◆ What you will do: Every line that contains "name" counts once; give the total number of such lines, with no other words.

====== Data listing

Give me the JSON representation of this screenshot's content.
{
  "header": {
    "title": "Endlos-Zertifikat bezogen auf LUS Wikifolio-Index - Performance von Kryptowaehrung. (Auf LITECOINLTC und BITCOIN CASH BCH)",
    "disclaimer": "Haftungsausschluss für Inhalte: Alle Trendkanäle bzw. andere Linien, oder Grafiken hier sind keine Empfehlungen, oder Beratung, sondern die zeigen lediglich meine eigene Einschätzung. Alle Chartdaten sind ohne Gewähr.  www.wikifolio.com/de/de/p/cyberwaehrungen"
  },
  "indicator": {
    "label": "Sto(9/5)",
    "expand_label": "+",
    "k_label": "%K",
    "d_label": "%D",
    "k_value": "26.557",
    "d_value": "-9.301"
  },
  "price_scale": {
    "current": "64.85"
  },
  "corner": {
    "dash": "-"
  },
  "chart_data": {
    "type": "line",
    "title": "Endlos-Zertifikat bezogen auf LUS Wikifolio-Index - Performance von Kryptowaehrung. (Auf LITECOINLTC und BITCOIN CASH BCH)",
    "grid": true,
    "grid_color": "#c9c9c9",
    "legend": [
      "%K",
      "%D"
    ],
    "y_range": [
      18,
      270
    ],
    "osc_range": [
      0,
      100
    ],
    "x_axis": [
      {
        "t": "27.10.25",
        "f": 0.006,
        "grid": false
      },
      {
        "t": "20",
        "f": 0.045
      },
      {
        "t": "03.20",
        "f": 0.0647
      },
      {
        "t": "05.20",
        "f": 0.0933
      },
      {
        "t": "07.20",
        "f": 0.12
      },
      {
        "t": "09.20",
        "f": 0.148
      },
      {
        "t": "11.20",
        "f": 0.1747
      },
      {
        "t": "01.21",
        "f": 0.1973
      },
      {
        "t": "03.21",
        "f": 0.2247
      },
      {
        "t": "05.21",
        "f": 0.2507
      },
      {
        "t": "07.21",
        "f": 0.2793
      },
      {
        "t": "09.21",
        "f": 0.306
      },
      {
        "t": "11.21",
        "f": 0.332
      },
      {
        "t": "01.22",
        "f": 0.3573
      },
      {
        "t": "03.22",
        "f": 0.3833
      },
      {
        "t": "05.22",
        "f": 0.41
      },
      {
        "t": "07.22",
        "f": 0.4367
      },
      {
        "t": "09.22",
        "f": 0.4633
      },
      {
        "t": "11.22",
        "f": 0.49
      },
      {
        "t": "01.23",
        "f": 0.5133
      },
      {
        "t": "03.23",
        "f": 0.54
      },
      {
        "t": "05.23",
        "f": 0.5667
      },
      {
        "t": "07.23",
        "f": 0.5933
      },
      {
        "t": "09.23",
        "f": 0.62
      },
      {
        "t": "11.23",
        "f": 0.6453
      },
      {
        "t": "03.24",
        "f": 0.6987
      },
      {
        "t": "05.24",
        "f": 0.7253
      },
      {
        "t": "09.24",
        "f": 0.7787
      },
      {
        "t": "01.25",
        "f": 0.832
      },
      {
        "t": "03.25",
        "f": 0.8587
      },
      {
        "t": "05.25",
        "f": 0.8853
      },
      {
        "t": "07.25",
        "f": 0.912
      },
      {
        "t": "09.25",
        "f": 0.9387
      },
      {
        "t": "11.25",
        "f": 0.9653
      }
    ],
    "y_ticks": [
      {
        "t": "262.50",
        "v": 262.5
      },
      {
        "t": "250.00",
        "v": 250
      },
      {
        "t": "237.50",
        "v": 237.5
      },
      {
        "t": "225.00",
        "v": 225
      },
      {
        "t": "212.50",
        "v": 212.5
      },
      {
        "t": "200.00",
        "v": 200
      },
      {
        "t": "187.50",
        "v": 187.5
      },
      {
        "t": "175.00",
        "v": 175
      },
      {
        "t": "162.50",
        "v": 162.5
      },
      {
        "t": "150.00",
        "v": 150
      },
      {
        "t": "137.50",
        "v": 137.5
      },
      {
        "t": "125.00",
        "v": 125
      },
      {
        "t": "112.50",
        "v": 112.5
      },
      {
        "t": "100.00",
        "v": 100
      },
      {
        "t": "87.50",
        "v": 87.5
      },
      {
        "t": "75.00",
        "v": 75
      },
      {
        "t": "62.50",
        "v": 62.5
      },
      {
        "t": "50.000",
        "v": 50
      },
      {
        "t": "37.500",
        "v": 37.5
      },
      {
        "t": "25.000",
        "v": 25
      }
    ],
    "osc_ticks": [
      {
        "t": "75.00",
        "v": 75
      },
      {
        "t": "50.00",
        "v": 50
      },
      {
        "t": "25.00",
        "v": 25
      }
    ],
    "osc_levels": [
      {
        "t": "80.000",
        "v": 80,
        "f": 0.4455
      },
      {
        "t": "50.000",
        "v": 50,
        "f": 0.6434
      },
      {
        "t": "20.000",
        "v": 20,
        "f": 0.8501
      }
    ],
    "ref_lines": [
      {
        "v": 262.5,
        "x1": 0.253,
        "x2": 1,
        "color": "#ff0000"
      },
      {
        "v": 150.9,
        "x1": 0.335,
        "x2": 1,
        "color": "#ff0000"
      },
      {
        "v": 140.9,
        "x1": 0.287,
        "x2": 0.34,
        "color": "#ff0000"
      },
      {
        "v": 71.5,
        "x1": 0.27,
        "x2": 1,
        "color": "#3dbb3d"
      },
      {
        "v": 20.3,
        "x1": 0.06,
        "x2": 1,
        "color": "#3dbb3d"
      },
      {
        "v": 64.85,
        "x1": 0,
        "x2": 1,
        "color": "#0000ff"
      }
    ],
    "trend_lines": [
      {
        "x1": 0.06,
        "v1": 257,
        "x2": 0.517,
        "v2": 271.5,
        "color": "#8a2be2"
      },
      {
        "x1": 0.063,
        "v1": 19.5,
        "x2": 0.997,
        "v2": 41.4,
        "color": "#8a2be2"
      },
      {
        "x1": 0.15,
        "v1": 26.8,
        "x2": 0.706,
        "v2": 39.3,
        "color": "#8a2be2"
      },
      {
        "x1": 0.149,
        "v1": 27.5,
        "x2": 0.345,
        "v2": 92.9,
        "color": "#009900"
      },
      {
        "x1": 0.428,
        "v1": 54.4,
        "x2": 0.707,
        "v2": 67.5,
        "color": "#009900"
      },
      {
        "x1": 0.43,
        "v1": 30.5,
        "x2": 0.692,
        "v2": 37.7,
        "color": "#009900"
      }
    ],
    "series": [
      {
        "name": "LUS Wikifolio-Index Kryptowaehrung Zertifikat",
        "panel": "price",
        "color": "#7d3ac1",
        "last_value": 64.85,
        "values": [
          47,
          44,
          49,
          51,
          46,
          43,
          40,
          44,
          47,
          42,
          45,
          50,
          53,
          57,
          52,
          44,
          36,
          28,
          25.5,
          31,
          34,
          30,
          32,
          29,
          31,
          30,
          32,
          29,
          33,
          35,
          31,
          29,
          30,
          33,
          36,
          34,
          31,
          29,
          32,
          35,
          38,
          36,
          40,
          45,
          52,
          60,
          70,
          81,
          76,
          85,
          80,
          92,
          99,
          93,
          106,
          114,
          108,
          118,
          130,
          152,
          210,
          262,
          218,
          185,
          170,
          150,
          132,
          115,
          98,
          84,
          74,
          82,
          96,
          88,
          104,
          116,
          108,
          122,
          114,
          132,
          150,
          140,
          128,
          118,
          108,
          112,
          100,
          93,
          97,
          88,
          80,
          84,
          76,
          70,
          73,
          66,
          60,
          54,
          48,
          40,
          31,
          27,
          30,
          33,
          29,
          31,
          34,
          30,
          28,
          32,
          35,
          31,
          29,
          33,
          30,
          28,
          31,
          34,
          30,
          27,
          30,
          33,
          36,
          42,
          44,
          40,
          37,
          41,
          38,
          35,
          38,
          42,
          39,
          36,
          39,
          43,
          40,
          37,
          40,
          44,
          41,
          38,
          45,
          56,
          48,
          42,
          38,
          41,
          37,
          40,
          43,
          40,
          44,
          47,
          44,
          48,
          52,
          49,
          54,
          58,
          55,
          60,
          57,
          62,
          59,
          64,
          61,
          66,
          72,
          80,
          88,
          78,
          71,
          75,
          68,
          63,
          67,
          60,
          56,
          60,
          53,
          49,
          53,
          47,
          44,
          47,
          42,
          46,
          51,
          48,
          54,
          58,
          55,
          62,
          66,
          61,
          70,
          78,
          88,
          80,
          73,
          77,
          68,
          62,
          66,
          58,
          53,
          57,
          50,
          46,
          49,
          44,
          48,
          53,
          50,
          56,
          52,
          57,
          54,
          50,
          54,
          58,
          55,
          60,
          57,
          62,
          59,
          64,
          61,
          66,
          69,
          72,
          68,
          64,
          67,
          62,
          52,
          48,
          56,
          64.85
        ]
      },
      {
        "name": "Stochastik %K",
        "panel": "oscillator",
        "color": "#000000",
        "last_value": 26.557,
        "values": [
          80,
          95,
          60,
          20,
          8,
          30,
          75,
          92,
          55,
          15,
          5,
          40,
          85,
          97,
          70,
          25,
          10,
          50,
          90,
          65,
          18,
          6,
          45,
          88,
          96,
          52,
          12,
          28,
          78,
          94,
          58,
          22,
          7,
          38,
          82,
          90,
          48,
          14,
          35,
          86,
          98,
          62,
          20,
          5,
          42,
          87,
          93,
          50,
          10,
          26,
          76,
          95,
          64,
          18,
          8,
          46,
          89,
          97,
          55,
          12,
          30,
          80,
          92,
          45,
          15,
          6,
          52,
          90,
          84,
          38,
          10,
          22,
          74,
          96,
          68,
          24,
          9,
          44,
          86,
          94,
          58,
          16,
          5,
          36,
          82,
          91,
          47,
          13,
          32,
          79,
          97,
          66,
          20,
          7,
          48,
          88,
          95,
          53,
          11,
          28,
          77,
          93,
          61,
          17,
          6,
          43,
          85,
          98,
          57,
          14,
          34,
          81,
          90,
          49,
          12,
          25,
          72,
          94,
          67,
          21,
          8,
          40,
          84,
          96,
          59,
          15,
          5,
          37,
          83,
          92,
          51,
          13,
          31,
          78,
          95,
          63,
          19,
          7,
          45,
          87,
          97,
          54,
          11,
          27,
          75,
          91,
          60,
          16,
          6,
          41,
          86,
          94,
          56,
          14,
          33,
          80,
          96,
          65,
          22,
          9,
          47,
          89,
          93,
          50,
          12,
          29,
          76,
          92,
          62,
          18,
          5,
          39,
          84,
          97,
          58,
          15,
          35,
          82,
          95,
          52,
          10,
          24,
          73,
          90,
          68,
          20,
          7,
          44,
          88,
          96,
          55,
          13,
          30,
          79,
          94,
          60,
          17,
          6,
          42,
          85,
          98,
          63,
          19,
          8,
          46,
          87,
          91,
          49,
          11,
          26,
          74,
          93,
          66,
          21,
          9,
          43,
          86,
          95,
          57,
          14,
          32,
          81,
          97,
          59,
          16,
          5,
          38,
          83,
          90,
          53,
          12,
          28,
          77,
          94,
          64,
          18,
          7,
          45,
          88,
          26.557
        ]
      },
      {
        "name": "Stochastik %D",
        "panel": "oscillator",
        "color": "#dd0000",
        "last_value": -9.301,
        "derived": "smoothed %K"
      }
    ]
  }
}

============

◆ Complete answer: 3